- WORK TO COMPLETE
Count how many lines hold the string "JSON". Give that number alone.

Records from a data collection:

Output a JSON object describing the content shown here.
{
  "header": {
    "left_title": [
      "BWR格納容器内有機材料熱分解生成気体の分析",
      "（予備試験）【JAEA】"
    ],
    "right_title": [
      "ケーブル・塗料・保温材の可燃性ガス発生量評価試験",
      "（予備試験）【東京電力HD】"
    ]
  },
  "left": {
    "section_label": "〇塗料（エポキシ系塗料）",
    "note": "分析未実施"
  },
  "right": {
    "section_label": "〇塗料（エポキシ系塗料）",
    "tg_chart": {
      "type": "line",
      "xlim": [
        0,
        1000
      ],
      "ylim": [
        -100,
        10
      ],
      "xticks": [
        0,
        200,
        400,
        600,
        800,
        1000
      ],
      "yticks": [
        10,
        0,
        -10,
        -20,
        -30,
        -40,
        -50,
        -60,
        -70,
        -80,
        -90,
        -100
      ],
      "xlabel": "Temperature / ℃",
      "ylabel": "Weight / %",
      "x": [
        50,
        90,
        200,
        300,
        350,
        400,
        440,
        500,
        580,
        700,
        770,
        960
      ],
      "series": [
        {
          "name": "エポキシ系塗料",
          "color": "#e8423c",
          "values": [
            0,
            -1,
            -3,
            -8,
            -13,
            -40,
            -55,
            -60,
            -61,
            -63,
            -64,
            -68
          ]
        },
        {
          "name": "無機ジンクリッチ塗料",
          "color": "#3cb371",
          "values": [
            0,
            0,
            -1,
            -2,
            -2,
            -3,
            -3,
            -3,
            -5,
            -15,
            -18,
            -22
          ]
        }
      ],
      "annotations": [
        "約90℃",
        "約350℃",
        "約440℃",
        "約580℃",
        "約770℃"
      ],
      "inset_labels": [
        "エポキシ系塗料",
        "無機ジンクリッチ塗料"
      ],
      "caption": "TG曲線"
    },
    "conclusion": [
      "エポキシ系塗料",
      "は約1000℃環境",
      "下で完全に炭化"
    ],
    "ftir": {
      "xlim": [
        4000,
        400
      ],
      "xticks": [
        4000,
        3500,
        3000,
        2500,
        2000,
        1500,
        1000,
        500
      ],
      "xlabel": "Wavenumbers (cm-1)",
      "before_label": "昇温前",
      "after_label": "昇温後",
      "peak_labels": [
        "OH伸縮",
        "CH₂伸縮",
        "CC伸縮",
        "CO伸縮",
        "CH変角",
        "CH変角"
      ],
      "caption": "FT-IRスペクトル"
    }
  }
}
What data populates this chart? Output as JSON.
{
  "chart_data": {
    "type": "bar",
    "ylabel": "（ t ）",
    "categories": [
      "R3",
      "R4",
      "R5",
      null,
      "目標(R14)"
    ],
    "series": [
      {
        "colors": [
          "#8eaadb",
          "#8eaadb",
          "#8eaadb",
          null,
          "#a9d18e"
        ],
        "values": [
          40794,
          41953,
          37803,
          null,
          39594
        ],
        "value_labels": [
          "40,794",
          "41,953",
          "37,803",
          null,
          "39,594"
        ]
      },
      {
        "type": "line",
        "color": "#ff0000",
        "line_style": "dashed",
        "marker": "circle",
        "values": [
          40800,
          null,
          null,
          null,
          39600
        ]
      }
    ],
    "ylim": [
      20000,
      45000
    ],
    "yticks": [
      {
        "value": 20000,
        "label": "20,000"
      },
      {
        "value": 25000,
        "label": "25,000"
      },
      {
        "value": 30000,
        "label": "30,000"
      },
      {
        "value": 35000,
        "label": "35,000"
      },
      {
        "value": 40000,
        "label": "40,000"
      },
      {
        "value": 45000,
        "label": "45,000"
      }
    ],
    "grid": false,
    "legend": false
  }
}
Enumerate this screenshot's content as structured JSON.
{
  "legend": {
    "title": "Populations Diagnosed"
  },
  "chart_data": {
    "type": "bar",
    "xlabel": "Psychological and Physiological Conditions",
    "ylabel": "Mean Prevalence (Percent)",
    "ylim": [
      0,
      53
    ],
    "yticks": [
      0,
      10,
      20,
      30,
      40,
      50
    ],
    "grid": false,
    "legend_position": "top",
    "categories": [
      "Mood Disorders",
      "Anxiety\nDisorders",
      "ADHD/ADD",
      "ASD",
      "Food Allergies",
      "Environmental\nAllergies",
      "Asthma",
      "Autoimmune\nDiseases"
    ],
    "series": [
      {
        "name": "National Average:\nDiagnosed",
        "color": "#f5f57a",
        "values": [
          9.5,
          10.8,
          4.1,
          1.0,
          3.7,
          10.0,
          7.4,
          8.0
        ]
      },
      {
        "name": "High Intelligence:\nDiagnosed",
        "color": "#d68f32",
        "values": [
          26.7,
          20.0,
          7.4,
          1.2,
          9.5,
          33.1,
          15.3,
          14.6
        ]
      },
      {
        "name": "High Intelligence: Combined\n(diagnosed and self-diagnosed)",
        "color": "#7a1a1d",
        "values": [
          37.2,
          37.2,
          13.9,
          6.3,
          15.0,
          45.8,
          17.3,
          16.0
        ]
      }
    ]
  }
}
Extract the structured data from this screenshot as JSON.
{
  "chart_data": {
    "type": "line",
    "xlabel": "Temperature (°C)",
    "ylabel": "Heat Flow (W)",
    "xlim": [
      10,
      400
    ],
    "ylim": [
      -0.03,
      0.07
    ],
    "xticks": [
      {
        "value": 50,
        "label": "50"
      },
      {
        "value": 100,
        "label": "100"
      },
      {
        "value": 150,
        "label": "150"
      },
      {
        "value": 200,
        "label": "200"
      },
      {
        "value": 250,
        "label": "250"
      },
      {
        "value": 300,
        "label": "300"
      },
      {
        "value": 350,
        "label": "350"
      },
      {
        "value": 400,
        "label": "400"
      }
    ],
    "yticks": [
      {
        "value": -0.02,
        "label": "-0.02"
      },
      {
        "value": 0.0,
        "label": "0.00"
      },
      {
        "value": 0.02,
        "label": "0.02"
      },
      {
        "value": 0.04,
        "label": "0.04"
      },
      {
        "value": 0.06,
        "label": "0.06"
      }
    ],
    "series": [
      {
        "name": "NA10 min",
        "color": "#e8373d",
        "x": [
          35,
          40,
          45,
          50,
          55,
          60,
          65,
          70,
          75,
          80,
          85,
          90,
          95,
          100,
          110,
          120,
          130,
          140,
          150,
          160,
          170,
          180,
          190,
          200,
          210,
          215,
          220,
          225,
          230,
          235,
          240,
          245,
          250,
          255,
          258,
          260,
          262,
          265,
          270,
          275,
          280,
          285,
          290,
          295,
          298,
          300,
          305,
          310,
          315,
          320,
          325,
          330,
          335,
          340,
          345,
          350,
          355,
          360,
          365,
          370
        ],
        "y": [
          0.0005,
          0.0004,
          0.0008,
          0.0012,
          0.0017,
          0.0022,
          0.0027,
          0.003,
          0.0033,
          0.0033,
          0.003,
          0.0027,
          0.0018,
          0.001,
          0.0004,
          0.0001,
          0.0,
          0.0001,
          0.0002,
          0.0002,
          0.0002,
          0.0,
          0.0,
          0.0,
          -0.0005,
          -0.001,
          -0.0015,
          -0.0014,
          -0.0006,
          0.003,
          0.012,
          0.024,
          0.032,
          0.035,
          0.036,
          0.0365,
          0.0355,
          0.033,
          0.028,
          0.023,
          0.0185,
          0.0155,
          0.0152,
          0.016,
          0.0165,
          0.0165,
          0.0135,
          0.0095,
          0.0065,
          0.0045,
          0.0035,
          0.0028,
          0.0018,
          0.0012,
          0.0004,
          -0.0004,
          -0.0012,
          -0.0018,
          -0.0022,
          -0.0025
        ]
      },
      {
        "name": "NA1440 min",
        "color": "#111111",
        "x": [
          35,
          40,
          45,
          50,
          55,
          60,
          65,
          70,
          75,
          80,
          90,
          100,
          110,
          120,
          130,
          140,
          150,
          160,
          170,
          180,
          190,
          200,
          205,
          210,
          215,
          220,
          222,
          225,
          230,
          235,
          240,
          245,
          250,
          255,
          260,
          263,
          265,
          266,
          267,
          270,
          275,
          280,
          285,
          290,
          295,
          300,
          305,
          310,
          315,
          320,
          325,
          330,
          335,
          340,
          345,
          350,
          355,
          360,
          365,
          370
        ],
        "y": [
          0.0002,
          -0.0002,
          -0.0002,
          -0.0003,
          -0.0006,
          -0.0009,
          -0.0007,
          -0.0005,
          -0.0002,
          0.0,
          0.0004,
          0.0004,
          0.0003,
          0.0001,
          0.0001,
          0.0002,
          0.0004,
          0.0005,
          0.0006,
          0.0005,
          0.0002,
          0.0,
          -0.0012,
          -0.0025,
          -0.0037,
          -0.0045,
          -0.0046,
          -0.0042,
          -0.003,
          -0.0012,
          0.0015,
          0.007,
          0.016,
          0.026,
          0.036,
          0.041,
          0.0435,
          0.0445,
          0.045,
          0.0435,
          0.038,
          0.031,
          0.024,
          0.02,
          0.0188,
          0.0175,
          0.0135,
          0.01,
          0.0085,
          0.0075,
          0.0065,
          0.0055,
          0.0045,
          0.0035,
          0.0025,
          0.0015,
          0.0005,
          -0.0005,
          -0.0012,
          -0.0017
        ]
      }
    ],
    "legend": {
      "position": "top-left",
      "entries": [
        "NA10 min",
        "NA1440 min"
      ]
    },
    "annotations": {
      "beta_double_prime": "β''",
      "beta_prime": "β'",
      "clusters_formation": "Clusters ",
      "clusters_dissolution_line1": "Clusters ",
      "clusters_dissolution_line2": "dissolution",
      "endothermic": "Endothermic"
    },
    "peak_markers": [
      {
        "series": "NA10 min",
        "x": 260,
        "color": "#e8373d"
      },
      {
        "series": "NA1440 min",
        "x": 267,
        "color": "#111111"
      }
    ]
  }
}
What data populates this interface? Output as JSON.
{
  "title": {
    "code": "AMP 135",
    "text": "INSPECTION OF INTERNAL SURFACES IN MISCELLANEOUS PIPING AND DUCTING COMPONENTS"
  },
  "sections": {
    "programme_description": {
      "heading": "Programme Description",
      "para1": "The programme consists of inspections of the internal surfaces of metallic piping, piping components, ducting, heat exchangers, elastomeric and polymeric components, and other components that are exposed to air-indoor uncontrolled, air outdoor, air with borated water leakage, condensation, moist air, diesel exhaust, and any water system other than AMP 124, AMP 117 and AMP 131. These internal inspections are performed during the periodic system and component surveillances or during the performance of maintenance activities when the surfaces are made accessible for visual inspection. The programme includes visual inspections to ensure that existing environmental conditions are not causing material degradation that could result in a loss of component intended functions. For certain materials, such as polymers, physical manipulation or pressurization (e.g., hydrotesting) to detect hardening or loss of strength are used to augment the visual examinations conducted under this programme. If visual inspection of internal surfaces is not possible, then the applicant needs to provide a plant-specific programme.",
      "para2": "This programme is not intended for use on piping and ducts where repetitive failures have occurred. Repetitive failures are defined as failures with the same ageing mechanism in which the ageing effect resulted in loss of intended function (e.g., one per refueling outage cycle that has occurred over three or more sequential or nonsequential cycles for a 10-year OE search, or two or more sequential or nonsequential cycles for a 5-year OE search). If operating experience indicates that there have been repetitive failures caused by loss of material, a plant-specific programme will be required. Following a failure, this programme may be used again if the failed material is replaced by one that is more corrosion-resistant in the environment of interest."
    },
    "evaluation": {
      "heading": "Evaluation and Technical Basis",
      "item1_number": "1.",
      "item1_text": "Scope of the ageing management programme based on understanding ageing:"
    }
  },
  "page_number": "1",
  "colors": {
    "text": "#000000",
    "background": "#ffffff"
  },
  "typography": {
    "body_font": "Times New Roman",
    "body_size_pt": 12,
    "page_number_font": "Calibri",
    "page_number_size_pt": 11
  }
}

- CORRECT RESPONSE
5